#### [Description of the task]
The records below are split into lines. How many of those lines contain the string "road"? Reply with the number only.

[Data items]
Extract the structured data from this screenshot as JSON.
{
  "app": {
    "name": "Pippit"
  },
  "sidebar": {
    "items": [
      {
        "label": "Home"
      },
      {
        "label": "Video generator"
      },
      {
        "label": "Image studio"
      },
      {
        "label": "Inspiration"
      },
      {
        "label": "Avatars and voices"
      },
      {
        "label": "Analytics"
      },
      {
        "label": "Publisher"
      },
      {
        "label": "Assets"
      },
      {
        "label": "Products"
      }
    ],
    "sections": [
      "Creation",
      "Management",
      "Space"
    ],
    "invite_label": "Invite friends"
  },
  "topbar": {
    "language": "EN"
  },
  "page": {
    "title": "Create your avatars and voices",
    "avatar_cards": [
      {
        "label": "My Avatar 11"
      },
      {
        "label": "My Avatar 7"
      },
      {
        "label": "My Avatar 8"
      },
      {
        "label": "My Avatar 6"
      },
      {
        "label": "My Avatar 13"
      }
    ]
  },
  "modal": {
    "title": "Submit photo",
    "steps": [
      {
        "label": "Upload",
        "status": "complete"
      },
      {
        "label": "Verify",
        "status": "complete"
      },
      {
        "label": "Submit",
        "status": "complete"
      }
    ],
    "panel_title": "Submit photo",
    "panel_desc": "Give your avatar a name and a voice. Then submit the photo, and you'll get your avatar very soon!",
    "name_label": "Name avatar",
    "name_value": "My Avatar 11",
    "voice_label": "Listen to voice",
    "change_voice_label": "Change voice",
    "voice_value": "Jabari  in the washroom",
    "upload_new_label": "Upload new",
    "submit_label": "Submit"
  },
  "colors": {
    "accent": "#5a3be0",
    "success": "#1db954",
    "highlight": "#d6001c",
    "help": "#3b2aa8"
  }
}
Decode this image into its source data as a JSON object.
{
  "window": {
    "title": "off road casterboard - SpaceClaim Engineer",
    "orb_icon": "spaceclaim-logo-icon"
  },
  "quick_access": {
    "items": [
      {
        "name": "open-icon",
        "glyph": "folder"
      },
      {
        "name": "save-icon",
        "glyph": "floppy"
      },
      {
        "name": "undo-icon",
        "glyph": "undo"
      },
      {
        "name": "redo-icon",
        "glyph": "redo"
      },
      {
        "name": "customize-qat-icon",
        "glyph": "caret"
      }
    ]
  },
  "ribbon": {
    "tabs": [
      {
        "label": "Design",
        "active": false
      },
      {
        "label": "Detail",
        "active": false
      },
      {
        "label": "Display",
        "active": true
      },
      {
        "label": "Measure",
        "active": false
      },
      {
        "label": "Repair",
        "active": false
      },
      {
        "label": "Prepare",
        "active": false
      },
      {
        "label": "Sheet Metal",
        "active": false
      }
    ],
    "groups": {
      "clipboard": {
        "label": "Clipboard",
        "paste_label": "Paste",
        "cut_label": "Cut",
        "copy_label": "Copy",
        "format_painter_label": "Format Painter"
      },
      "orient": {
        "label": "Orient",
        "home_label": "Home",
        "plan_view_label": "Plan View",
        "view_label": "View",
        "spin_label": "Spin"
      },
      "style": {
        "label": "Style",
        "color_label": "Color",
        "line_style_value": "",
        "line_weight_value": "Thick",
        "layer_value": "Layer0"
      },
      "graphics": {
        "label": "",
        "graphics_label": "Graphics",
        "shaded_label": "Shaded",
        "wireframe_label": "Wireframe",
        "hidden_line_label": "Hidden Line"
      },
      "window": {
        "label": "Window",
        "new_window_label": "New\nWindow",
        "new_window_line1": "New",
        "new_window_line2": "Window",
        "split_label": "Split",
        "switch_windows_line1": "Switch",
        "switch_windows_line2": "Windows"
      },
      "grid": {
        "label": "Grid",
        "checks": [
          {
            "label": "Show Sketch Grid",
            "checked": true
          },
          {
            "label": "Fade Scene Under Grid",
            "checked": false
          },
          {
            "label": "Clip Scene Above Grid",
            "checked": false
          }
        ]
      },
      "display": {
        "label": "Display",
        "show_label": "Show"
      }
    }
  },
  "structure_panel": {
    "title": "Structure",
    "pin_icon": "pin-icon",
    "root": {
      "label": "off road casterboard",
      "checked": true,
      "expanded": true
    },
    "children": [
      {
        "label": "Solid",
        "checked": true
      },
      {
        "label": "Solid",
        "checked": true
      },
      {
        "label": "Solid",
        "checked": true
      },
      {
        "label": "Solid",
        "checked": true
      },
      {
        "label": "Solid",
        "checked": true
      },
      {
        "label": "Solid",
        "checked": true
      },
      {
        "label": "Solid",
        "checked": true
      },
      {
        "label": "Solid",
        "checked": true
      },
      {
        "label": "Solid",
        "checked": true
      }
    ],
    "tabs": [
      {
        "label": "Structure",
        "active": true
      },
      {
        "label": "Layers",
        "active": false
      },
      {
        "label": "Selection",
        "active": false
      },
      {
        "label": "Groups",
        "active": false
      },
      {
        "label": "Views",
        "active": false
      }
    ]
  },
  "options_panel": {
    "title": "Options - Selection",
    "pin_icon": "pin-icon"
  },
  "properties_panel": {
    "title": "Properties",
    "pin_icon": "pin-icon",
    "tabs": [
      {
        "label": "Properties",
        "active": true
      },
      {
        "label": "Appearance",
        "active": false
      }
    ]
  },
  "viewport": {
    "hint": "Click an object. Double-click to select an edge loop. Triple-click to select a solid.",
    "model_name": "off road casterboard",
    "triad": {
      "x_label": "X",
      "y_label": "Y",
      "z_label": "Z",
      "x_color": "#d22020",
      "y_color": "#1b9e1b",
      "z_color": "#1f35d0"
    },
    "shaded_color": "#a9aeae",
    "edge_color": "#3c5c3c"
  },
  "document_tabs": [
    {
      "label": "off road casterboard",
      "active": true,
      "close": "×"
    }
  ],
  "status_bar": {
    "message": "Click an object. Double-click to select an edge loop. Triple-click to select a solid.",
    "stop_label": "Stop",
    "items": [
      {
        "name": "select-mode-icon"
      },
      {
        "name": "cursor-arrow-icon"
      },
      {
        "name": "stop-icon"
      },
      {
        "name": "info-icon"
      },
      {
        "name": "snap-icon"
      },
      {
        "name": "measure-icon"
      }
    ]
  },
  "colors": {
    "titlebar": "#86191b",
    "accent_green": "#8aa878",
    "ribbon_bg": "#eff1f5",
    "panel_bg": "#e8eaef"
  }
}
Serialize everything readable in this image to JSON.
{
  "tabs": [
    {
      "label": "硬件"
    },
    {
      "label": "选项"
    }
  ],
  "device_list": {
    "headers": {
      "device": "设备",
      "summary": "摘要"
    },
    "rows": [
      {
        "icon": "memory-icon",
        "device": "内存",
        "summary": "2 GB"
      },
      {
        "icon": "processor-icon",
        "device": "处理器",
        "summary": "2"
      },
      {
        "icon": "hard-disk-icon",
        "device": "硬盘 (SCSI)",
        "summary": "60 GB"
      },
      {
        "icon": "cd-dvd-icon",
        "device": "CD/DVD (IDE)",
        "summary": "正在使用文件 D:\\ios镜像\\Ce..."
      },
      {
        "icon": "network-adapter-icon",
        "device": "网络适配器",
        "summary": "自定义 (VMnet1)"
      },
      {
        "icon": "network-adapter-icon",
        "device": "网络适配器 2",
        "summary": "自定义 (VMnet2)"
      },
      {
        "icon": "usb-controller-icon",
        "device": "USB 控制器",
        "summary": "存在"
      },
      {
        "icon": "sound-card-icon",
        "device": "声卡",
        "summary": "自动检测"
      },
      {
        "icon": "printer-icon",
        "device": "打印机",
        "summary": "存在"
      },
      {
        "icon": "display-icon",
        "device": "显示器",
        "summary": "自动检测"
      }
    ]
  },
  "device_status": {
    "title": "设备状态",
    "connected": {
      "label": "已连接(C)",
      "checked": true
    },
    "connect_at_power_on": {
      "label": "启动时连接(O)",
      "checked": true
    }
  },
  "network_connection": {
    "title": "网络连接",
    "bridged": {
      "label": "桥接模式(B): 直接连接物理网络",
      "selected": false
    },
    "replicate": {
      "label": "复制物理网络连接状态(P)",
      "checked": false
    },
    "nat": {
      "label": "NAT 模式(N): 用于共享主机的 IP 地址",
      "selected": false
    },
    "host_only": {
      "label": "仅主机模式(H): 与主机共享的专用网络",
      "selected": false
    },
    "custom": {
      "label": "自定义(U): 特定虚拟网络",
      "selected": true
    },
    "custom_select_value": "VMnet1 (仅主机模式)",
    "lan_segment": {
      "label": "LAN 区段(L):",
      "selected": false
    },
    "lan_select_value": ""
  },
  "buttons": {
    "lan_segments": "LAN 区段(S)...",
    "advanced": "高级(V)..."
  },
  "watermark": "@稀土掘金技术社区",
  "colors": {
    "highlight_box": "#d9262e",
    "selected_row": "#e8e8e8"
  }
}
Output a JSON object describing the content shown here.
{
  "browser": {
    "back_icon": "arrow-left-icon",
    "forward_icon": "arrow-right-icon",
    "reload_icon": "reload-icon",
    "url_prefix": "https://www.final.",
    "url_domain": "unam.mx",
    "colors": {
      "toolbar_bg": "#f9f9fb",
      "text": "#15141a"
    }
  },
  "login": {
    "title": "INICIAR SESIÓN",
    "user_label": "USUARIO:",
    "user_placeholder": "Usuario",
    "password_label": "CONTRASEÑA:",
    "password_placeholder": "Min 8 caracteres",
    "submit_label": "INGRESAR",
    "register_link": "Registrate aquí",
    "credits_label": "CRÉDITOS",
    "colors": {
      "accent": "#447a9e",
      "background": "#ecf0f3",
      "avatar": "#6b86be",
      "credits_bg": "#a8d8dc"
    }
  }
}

#### [Output of the exercise]
4